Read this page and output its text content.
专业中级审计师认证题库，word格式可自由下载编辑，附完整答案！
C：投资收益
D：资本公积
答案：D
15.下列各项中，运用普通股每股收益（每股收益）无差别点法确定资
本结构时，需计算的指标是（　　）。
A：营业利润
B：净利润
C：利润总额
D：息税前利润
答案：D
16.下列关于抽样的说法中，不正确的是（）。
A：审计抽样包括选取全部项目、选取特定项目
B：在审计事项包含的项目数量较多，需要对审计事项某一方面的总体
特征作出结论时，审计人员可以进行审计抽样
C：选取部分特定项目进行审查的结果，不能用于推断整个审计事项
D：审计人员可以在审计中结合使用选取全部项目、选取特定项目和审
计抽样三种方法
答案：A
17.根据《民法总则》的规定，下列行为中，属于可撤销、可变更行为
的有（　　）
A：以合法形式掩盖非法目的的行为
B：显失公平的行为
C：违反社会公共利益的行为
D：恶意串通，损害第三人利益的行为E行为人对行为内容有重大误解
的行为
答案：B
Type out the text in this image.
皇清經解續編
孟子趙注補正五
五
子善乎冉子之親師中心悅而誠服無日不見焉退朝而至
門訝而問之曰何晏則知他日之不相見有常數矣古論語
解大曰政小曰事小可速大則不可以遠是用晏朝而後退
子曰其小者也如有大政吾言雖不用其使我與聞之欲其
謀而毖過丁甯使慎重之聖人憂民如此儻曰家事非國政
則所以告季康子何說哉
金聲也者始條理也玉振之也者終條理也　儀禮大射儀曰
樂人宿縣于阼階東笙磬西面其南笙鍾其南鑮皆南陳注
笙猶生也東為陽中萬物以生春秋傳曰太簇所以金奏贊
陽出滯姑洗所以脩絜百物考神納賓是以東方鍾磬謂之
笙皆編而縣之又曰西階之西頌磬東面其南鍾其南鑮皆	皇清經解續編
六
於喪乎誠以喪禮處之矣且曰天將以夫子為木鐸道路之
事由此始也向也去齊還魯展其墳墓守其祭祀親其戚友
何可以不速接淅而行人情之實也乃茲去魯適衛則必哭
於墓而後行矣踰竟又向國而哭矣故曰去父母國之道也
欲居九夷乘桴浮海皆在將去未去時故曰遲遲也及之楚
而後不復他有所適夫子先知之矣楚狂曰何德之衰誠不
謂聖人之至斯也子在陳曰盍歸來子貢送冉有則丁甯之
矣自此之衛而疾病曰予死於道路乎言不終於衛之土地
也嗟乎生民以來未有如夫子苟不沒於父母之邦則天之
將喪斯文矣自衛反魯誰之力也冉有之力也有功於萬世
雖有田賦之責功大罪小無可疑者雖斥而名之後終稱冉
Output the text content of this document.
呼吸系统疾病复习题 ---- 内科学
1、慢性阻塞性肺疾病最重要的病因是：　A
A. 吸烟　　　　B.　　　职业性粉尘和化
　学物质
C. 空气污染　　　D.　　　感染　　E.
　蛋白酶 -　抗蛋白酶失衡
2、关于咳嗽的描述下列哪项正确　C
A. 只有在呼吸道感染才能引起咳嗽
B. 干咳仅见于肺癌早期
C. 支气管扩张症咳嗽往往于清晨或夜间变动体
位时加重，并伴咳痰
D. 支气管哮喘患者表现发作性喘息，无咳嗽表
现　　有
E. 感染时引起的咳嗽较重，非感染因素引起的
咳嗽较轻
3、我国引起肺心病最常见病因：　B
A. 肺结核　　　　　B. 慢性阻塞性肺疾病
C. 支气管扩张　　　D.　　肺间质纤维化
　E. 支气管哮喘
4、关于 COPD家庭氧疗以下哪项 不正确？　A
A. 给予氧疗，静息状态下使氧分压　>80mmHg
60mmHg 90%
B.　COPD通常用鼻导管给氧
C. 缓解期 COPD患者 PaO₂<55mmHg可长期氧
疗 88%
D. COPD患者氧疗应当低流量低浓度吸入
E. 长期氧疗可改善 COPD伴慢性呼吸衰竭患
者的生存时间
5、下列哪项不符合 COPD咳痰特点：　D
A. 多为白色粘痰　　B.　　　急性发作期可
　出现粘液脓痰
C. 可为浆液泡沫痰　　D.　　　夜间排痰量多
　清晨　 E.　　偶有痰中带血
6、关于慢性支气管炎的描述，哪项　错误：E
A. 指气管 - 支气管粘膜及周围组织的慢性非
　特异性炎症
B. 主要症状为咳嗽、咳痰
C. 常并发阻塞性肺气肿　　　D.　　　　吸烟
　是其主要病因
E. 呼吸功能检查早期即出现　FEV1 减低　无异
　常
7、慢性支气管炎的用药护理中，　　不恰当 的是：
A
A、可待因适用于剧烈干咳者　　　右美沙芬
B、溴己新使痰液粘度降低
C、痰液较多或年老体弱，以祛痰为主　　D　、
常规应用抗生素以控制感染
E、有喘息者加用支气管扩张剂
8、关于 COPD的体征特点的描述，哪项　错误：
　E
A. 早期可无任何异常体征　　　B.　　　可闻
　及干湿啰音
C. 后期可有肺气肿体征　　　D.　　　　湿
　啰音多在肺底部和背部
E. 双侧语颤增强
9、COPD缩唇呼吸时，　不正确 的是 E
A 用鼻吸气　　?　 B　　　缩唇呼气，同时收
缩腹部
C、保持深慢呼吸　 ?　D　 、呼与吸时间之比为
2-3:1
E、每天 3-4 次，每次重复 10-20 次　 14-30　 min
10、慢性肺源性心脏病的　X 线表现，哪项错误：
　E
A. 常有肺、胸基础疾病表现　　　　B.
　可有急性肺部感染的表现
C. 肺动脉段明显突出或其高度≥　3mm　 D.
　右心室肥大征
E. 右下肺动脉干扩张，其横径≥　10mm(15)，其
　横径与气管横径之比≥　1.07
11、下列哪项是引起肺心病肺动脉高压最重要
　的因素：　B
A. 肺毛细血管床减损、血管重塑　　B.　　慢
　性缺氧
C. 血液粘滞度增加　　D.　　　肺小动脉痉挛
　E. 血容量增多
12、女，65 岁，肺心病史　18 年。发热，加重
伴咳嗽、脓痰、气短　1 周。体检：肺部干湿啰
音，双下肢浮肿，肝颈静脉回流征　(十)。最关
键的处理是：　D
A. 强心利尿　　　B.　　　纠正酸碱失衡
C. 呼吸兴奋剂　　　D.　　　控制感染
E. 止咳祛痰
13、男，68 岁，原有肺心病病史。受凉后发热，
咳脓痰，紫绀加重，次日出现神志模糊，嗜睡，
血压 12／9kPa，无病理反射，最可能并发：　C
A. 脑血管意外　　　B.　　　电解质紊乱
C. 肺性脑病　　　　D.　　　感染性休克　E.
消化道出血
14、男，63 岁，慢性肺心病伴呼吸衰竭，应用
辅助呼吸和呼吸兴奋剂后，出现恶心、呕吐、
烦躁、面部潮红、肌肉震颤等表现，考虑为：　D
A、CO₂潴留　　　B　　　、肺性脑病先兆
_ _ _ _ _
DIRECTIVE
The records above should all be quoted exactly, please.

RESULT OF THE TASK
Read this page and output its text content.
专业中级审计师认证题库，word格式可自由下载编辑，附完整答案！
C：投资收益
D：资本公积
答案：D
15.下列各项中，运用普通股每股收益（每股收益）无差别点法确定资
本结构时，需计算的指标是（　　）。
A：营业利润
B：净利润
C：利润总额
D：息税前利润
答案：D
16.下列关于抽样的说法中，不正确的是（）。
A：审计抽样包括选取全部项目、选取特定项目
B：在审计事项包含的项目数量较多，需要对审计事项某一方面的总体
特征作出结论时，审计人员可以进行审计抽样
C：选取部分特定项目进行审查的结果，不能用于推断整个审计事项
D：审计人员可以在审计中结合使用选取全部项目、选取特定项目和审
计抽样三种方法
答案：A
17.根据《民法总则》的规定，下列行为中，属于可撤销、可变更行为
的有（　　）
A：以合法形式掩盖非法目的的行为
B：显失公平的行为
C：违反社会公共利益的行为
D：恶意串通，损害第三人利益的行为E行为人对行为内容有重大误解
的行为
答案：B
Type out the text in this image.
皇清經解續編
孟子趙注補正五
五
子善乎冉子之親師中心悅而誠服無日不見焉退朝而至
門訝而問之曰何晏則知他日之不相見有常數矣古論語
解大曰政小曰事小可速大則不可以遠是用晏朝而後退
子曰其小者也如有大政吾言雖不用其使我與聞之欲其
謀而毖過丁甯使慎重之聖人憂民如此儻曰家事非國政
則所以告季康子何說哉
金聲也者始條理也玉振之也者終條理也　儀禮大射儀曰
樂人宿縣于阼階東笙磬西面其南笙鍾其南鑮皆南陳注
笙猶生也東為陽中萬物以生春秋傳曰太簇所以金奏贊
陽出滯姑洗所以脩絜百物考神納賓是以東方鍾磬謂之
笙皆編而縣之又曰西階之西頌磬東面其南鍾其南鑮皆	皇清經解續編
六
於喪乎誠以喪禮處之矣且曰天將以夫子為木鐸道路之
事由此始也向也去齊還魯展其墳墓守其祭祀親其戚友
何可以不速接淅而行人情之實也乃茲去魯適衛則必哭
於墓而後行矣踰竟又向國而哭矣故曰去父母國之道也
欲居九夷乘桴浮海皆在將去未去時故曰遲遲也及之楚
而後不復他有所適夫子先知之矣楚狂曰何德之衰誠不
謂聖人之至斯也子在陳曰盍歸來子貢送冉有則丁甯之
矣自此之衛而疾病曰予死於道路乎言不終於衛之土地
也嗟乎生民以來未有如夫子苟不沒於父母之邦則天之
將喪斯文矣自衛反魯誰之力也冉有之力也有功於萬世
雖有田賦之責功大罪小無可疑者雖斥而名之後終稱冉
Output the text content of this document.
呼吸系统疾病复习题 ---- 内科学
1、慢性阻塞性肺疾病最重要的病因是：　A
A. 吸烟　　　　B.　　　职业性粉尘和化
　学物质
C. 空气污染　　　D.　　　感染　　E.
　蛋白酶 -　抗蛋白酶失衡
2、关于咳嗽的描述下列哪项正确　C
A. 只有在呼吸道感染才能引起咳嗽
B. 干咳仅见于肺癌早期
C. 支气管扩张症咳嗽往往于清晨或夜间变动体
位时加重，并伴咳痰
D. 支气管哮喘患者表现发作性喘息，无咳嗽表
现　　有
E. 感染时引起的咳嗽较重，非感染因素引起的
咳嗽较轻
3、我国引起肺心病最常见病因：　B
A. 肺结核　　　　　B. 慢性阻塞性肺疾病
C. 支气管扩张　　　D.　　肺间质纤维化
　E. 支气管哮喘
4、关于 COPD家庭氧疗以下哪项 不正确？　A
A. 给予氧疗，静息状态下使氧分压　>80mmHg
60mmHg 90%
B.　COPD通常用鼻导管给氧
C. 缓解期 COPD患者 PaO₂<55mmHg可长期氧
疗 88%
D. COPD患者氧疗应当低流量低浓度吸入
E. 长期氧疗可改善 COPD伴慢性呼吸衰竭患
者的生存时间
5、下列哪项不符合 COPD咳痰特点：　D
A. 多为白色粘痰　　B.　　　急性发作期可
　出现粘液脓痰
C. 可为浆液泡沫痰　　D.　　　夜间排痰量多
　清晨　 E.　　偶有痰中带血
6、关于慢性支气管炎的描述，哪项　错误：E
A. 指气管 - 支气管粘膜及周围组织的慢性非
　特异性炎症
B. 主要症状为咳嗽、咳痰
C. 常并发阻塞性肺气肿　　　D.　　　　吸烟
　是其主要病因
E. 呼吸功能检查早期即出现　FEV1 减低　无异
　常
7、慢性支气管炎的用药护理中，　　不恰当 的是：
A
A、可待因适用于剧烈干咳者　　　右美沙芬
B、溴己新使痰液粘度降低
C、痰液较多或年老体弱，以祛痰为主　　D　、
常规应用抗生素以控制感染
E、有喘息者加用支气管扩张剂
8、关于 COPD的体征特点的描述，哪项　错误：
　E
A. 早期可无任何异常体征　　　B.　　　可闻
　及干湿啰音
C. 后期可有肺气肿体征　　　D.　　　　湿
　啰音多在肺底部和背部
E. 双侧语颤增强
9、COPD缩唇呼吸时，　不正确 的是 E
A 用鼻吸气　　?　 B　　　缩唇呼气，同时收
缩腹部
C、保持深慢呼吸　 ?　D　 、呼与吸时间之比为
2-3:1
E、每天 3-4 次，每次重复 10-20 次　 14-30　 min
10、慢性肺源性心脏病的　X 线表现，哪项错误：
　E
A. 常有肺、胸基础疾病表现　　　　B.
　可有急性肺部感染的表现
C. 肺动脉段明显突出或其高度≥　3mm　 D.
　右心室肥大征
E. 右下肺动脉干扩张，其横径≥　10mm(15)，其
　横径与气管横径之比≥　1.07
11、下列哪项是引起肺心病肺动脉高压最重要
　的因素：　B
A. 肺毛细血管床减损、血管重塑　　B.　　慢
　性缺氧
C. 血液粘滞度增加　　D.　　　肺小动脉痉挛
　E. 血容量增多
12、女，65 岁，肺心病史　18 年。发热，加重
伴咳嗽、脓痰、气短　1 周。体检：肺部干湿啰
音，双下肢浮肿，肝颈静脉回流征　(十)。最关
键的处理是：　D
A. 强心利尿　　　B.　　　纠正酸碱失衡
C. 呼吸兴奋剂　　　D.　　　控制感染
E. 止咳祛痰
13、男，68 岁，原有肺心病病史。受凉后发热，
咳脓痰，紫绀加重，次日出现神志模糊，嗜睡，
血压 12／9kPa，无病理反射，最可能并发：　C
A. 脑血管意外　　　B.　　　电解质紊乱
C. 肺性脑病　　　　D.　　　感染性休克　E.
消化道出血
14、男，63 岁，慢性肺心病伴呼吸衰竭，应用
辅助呼吸和呼吸兴奋剂后，出现恶心、呕吐、
烦躁、面部潮红、肌肉震颤等表现，考虑为：　D
A、CO₂潴留　　　B　　　、肺性脑病先兆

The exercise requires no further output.